→ **Your goal**:
Render the lines of the listing between the line containing "175, 281, 205]" and the line containing "card-address: بیرجند – بیرجند–معلم", inclusive, as a Markdown table with the columns Row and Entry. Number each line in Row, put the line itself in Entry, and omit blank lines.

-- Data entries start --

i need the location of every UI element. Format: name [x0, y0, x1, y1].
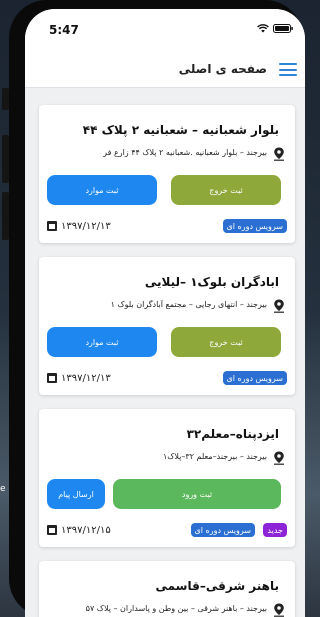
register-exit-button[interactable]: ثبت خروج — [171, 175, 281, 205]
location-pin-icon — [274, 451, 284, 465]
location-pin-icon — [274, 603, 284, 617]
card-date: ۱۳۹۷/۱۲/۱۳ — [61, 372, 111, 384]
service-type-badge: سرویس دوره ای — [190, 523, 255, 537]
card-date: ۱۳۹۷/۱۲/۱۳ — [61, 220, 111, 232]
card-date: ۱۳۹۷/۱۲/۱۵ — [61, 524, 111, 536]
register-items-button[interactable]: ثبت موارد — [47, 175, 157, 205]
date-row: ۱۳۹۷/۱۲/۱۳ — [47, 371, 111, 385]
battery-icon — [273, 24, 293, 33]
background-text-fragment: e — [0, 484, 6, 494]
new-badge: جدید — [263, 523, 287, 537]
send-message-button[interactable]: ارسال پیام — [47, 479, 105, 509]
status-time: 5:47 — [49, 23, 79, 37]
location-pin-icon — [274, 147, 284, 161]
hamburger-menu-icon[interactable] — [279, 63, 297, 76]
service-card[interactable]: بلوار شعبانیه – شعبانیه ۲ پلاک ۴۴ بیرجند… — [39, 105, 295, 243]
card-address: بیرجند – بلوار شعبانیه .شعبانیه ۲ پلاک ۴… — [103, 148, 267, 157]
register-exit-button[interactable]: ثبت خروج — [171, 327, 281, 357]
register-items-button[interactable]: ثبت موارد — [47, 327, 157, 357]
date-row: ۱۳۹۷/۱۲/۱۳ — [47, 219, 111, 233]
address-row: بیرجند – باهنر شرقی – بین وطن و پاسداران… — [47, 603, 285, 617]
register-entry-button[interactable]: ثبت ورود — [113, 479, 281, 509]
card-title: باهنر شرقی–قاسمی — [155, 579, 280, 593]
app-screen: 5:47 صفحه ی اصلی بلوار شعبانیه – شعبانیه… — [25, 9, 305, 617]
mute-switch — [2, 88, 9, 110]
date-row: ۱۳۹۷/۱۲/۱۵ — [47, 523, 111, 537]
app-header: صفحه ی اصلی — [25, 51, 305, 88]
card-title: بلوار شعبانیه – شعبانیه ۲ پلاک ۴۴ — [82, 123, 279, 137]
status-icons — [257, 24, 293, 33]
service-card[interactable]: باهنر شرقی–قاسمی بیرجند – باهنر شرقی – ب… — [39, 561, 295, 617]
card-address: بیرجند – بیرجند–معلم ۳۲–پلاک۱ — [162, 452, 267, 461]
card-title: ابادگران بلوک۱ –لیلایی — [144, 275, 279, 289]
service-card[interactable]: ابادگران بلوک۱ –لیلایی بیرجند – انتهای ر… — [39, 257, 295, 395]
calendar-icon — [47, 373, 57, 383]
service-card[interactable]: ایزدپناه–معلم۳۲ بیرجند – بیرجند–معلم ۳۲–… — [39, 409, 295, 547]
location-pin-icon — [274, 299, 284, 313]
volume-up-button — [2, 135, 9, 183]
phone-frame: 5:47 صفحه ی اصلی بلوار شعبانیه – شعبانیه… — [9, 0, 305, 617]
address-row: بیرجند – انتهای رجایی – مجتمع آبادگران ب… — [47, 299, 285, 313]
service-type-badge: سرویس دوره ای — [222, 371, 287, 385]
service-type-badge: سرویس دوره ای — [222, 219, 287, 233]
page-title: صفحه ی اصلی — [178, 62, 267, 76]
card-address: بیرجند – باهنر شرقی – بین وطن و پاسداران… — [85, 604, 267, 613]
card-address: بیرجند – انتهای رجایی – مجتمع آبادگران ب… — [110, 300, 267, 309]
card-title: ایزدپناه–معلم۳۲ — [186, 427, 279, 441]
volume-down-button — [2, 192, 9, 240]
status-bar: 5:47 — [25, 9, 305, 51]
address-row: بیرجند – بلوار شعبانیه .شعبانیه ۲ پلاک ۴… — [47, 147, 285, 161]
calendar-icon — [47, 221, 57, 231]
wifi-icon — [257, 24, 269, 33]
calendar-icon — [47, 525, 57, 535]
address-row: بیرجند – بیرجند–معلم ۳۲–پلاک۱ — [47, 451, 285, 465]
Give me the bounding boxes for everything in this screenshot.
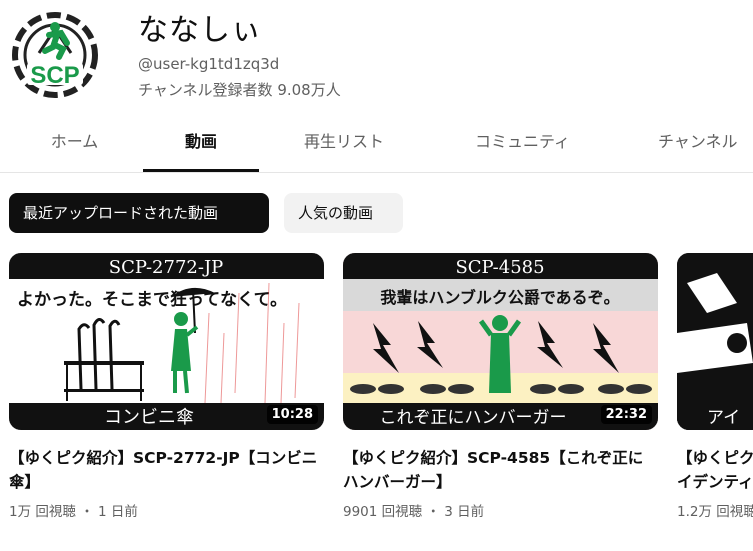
video-thumbnail[interactable]: アイ [677,253,753,430]
tab-channels[interactable]: チャンネル [640,118,753,170]
view-count: 9901 回視聴 [343,504,423,520]
scp-logo-icon: SCP [10,10,100,100]
meta-separator: ・ [80,504,94,520]
video-meta: 1万 回視聴 ・ 1 日前 [9,500,324,520]
video-duration: 22:32 [600,405,652,424]
tab-home[interactable]: ホーム [18,118,131,170]
logo-text: SCP [30,62,79,89]
chip-popular[interactable]: 人気の動画 [284,193,403,233]
thumb-footer: コンビニ傘 [104,407,194,428]
view-count: 1.2万 回視聴 [677,504,753,520]
video-title[interactable]: 【ゆくピク紹介】SCP-2772-JP【コンビニ傘】 [9,446,324,494]
video-thumbnail[interactable]: SCP-2772-JP よかった。そこまで狂ってなくて。 コンビニ傘 10:28 [9,253,324,430]
thumb-footer: これぞ正にハンバーガー [380,408,567,428]
thumb-caption: 我輩はハンブルク公爵であるぞ。 [380,288,619,307]
title-line: 【ゆくピク [677,449,753,467]
view-count: 1万 回視聴 [9,504,76,520]
video-meta: 9901 回視聴 ・ 3 日前 [343,500,658,520]
tab-community[interactable]: コミュニティ [455,118,590,170]
thumb-footer: アイ [707,408,740,428]
video-title[interactable]: 【ゆくピク紹介】SCP-4585【これぞ正にハンバーガー】 [343,446,658,494]
upload-age: 3 日前 [444,504,485,520]
video-title[interactable]: 【ゆくピク イデンティ [677,446,753,494]
video-duration: 10:28 [266,405,318,424]
tab-playlists[interactable]: 再生リスト [285,118,403,170]
video-thumbnail[interactable]: SCP-4585 我輩はハンブルク公爵であるぞ。 これぞ正にハンバーガー 22:… [343,253,658,430]
channel-name: ななしぃ [138,13,262,48]
thumbnail-image: SCP-2772-JP よかった。そこまで狂ってなくて。 コンビニ傘 [9,253,324,430]
thumbnail-image: アイ [677,253,753,430]
thumb-caption: よかった。そこまで狂ってなくて。 [17,290,287,310]
video-card[interactable]: SCP-4585 我輩はハンブルク公爵であるぞ。 これぞ正にハンバーガー 22:… [343,253,658,520]
upload-age: 1 日前 [97,504,138,520]
video-card[interactable]: SCP-2772-JP よかった。そこまで狂ってなくて。 コンビニ傘 10:28… [9,253,324,520]
video-card[interactable]: アイ 【ゆくピク イデンティ 1.2万 回視聴 [677,253,753,520]
thumb-header: SCP-4585 [455,257,544,278]
subscriber-count: チャンネル登録者数 9.08万人 [138,81,341,99]
thumbnail-image: SCP-4585 我輩はハンブルク公爵であるぞ。 これぞ正にハンバーガー [343,253,658,430]
chip-recently-uploaded[interactable]: 最近アップロードされた動画 [9,193,269,233]
tab-videos[interactable]: 動画 [143,118,259,172]
channel-handle: @user-kg1td1zq3d [138,55,280,73]
channel-tabs: ホーム 動画 再生リスト コミュニティ チャンネル [0,118,753,173]
meta-separator: ・ [426,504,440,520]
video-meta: 1.2万 回視聴 [677,500,753,520]
title-line: イデンティ [677,473,753,491]
thumb-header: SCP-2772-JP [109,257,224,278]
channel-avatar[interactable]: SCP [9,9,101,101]
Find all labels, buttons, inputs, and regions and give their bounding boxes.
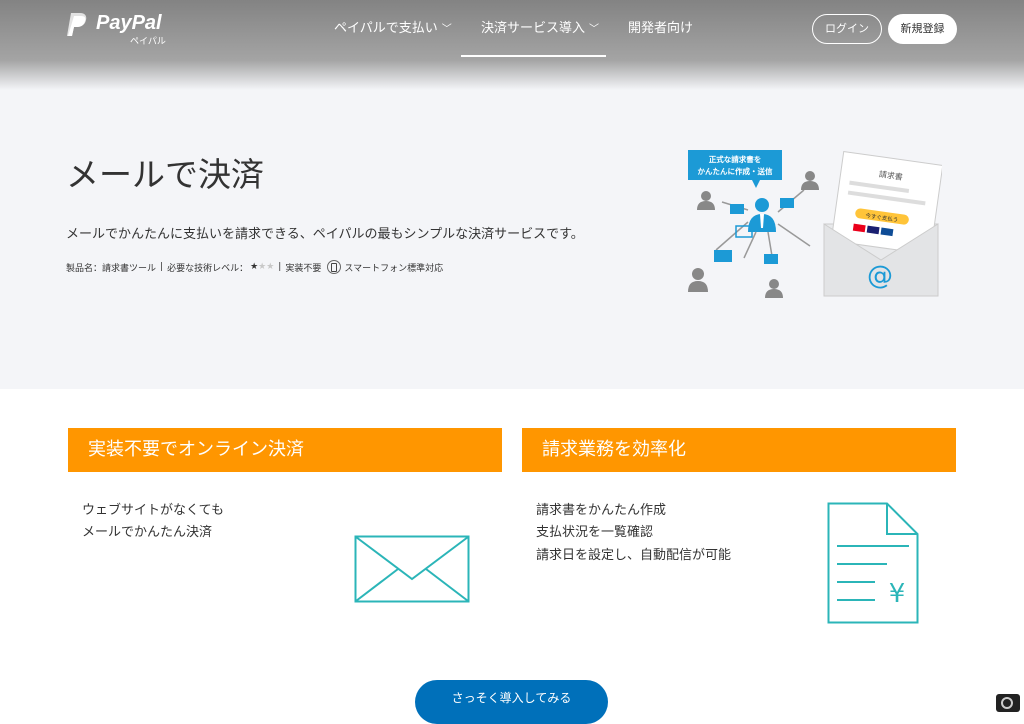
page-title: メールで決済 [66, 155, 264, 194]
logo-text: PayPal [96, 12, 162, 34]
login-button[interactable]: ログイン [812, 14, 882, 44]
card-text-line: ウェブサイトがなくても [82, 503, 224, 518]
chevron-down-icon: ﹀ [441, 24, 452, 35]
invoice-envelope: 請求書 今すぐ支払う @ [823, 150, 942, 297]
paypal-p-icon [67, 13, 87, 36]
feature-card-billing-efficiency: 請求業務を効率化 [522, 428, 956, 472]
invoice-email-illustration: 正式な請求書を かんたんに作成・送信 請求書 今すぐ支払う @ [688, 150, 942, 298]
bubble-line-2: かんたんに作成・送信 [698, 166, 773, 176]
nav-developers[interactable]: 開発者向け [628, 0, 693, 56]
meta-skill-level: 必要な技術レベル： [167, 263, 249, 274]
chevron-down-icon: ﹀ [589, 24, 600, 35]
card-text-line: 支払状況を一覧確認 [536, 525, 654, 540]
get-started-button[interactable]: さっそく導入してみる [415, 680, 608, 724]
signup-button[interactable]: 新規登録 [888, 14, 957, 44]
logo-subtext: ペイパル [130, 37, 166, 47]
card-title: 請求業務を効率化 [522, 428, 956, 472]
nav-label: ペイパルで支払い [334, 21, 438, 36]
nav-active-indicator [461, 55, 606, 57]
meta-product-name: 製品名：請求書ツール [66, 263, 157, 274]
skill-stars: ★★★ [250, 262, 274, 272]
star-filled-icon: ★ [250, 262, 259, 272]
speech-bubble: 正式な請求書を かんたんに作成・送信 [688, 150, 782, 188]
corner-widget-icon[interactable] [996, 694, 1020, 712]
smartphone-icon [327, 260, 342, 274]
hero-description: メールでかんたんに支払いを請求できる、ペイパルの最もシンプルな決済サービスです。 [66, 227, 584, 242]
nav-merchant-services[interactable]: 決済サービス導入 ﹀ [481, 0, 599, 56]
yen-icon: ¥ [889, 579, 906, 609]
at-sign-icon: @ [867, 261, 893, 291]
envelope-icon [354, 535, 470, 603]
meta-separator: | [160, 262, 164, 272]
card-text-line: メールでかんたん決済 [82, 525, 213, 540]
nav-label: 決済サービス導入 [481, 21, 586, 36]
bubble-line-1: 正式な請求書を [709, 154, 762, 164]
product-meta: 製品名：請求書ツール | 必要な技術レベル： ★★★ | 実装不要 スマートフォ… [66, 260, 443, 274]
card-text-line: 請求日を設定し、自動配信が可能 [536, 548, 732, 563]
invoice-document-icon: ¥ [827, 502, 919, 624]
recipient-person-icons [688, 171, 819, 298]
meta-implementation: 実装不要 [285, 263, 322, 274]
meta-separator: | [278, 262, 282, 272]
paypal-logo[interactable]: PayPal ペイパル [66, 10, 176, 47]
feature-card-no-implementation: 実装不要でオンライン決済 [68, 428, 502, 472]
card-text-line: 請求書をかんたん作成 [536, 503, 667, 518]
nav-pay-with-paypal[interactable]: ペイパルで支払い ﹀ [334, 0, 452, 56]
header-fade [0, 60, 1024, 90]
meta-smartphone: スマートフォン標準対応 [344, 263, 444, 274]
card-title: 実装不要でオンライン決済 [68, 428, 502, 472]
nav-label: 開発者向け [628, 21, 694, 36]
star-empty-icon: ★★ [258, 262, 275, 272]
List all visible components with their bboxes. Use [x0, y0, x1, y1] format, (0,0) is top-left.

-- Data entries end --

→ **Right answer**:
| Row | Entry |
|---|---|
| 1 | register-exit-button[interactable]: ثبت خروج — [171, 175, 281, 205] |
| 2 | location-pin-icon — [274, 451, 284, 465] |
| 3 | location-pin-icon — [274, 603, 284, 617] |
| 4 | card-date: ۱۳۹۷/۱۲/۱۳ — [61, 372, 111, 384] |
| 5 | service-type-badge: سرویس دوره ای — [190, 523, 255, 537] |
| 6 | card-date: ۱۳۹۷/۱۲/۱۳ — [61, 220, 111, 232] |
| 7 | card-date: ۱۳۹۷/۱۲/۱۵ — [61, 524, 111, 536] |
| 8 | register-items-button[interactable]: ثبت موارد — [47, 175, 157, 205] |
| 9 | date-row: ۱۳۹۷/۱۲/۱۳ — [47, 371, 111, 385] |
| 10 | battery-icon — [273, 24, 293, 33] |
| 11 | background-text-fragment: e — [0, 484, 6, 494] |
| 12 | new-badge: جدید — [263, 523, 287, 537] |
| 13 | send-message-button[interactable]: ارسال پیام — [47, 479, 105, 509] |
| 14 | status-time: 5:47 — [49, 23, 79, 37] |
| 15 | location-pin-icon — [274, 147, 284, 161] |
| 16 | hamburger-menu-icon[interactable] — [279, 63, 297, 76] |
| 17 | service-card[interactable]: بلوار شعبانیه – شعبانیه ۲ پلاک ۴۴ بیرجند… — [39, 105, 295, 243] |
| 18 | card-address: بیرجند – بلوار شعبانیه .شعبانیه ۲ پلاک ۴… — [103, 148, 267, 157] |
| 19 | register-exit-button[interactable]: ثبت خروج — [171, 327, 281, 357] |
| 20 | register-items-button[interactable]: ثبت موارد — [47, 327, 157, 357] |
| 21 | date-row: ۱۳۹۷/۱۲/۱۳ — [47, 219, 111, 233] |
| 22 | address-row: بیرجند – باهنر شرقی – بین وطن و پاسداران… — [47, 603, 285, 617] |
| 23 | register-entry-button[interactable]: ثبت ورود — [113, 479, 281, 509] |
| 24 | card-title: باهنر شرقی–قاسمی — [155, 579, 280, 593] |
| 25 | app-screen: 5:47 صفحه ی اصلی بلوار شعبانیه – شعبانیه… — [25, 9, 305, 617] |
| 26 | mute-switch — [2, 88, 9, 110] |
| 27 | date-row: ۱۳۹۷/۱۲/۱۵ — [47, 523, 111, 537] |
| 28 | app-header: صفحه ی اصلی — [25, 51, 305, 88] |
| 29 | card-title: بلوار شعبانیه – شعبانیه ۲ پلاک ۴۴ — [82, 123, 279, 137] |
| 30 | status-icons — [257, 24, 293, 33] |
| 31 | service-card[interactable]: باهنر شرقی–قاسمی بیرجند – باهنر شرقی – ب… — [39, 561, 295, 617] |
| 32 | card-address: بیرجند – بیرجند–معلم ۳۲–پلاک۱ — [162, 452, 267, 461] |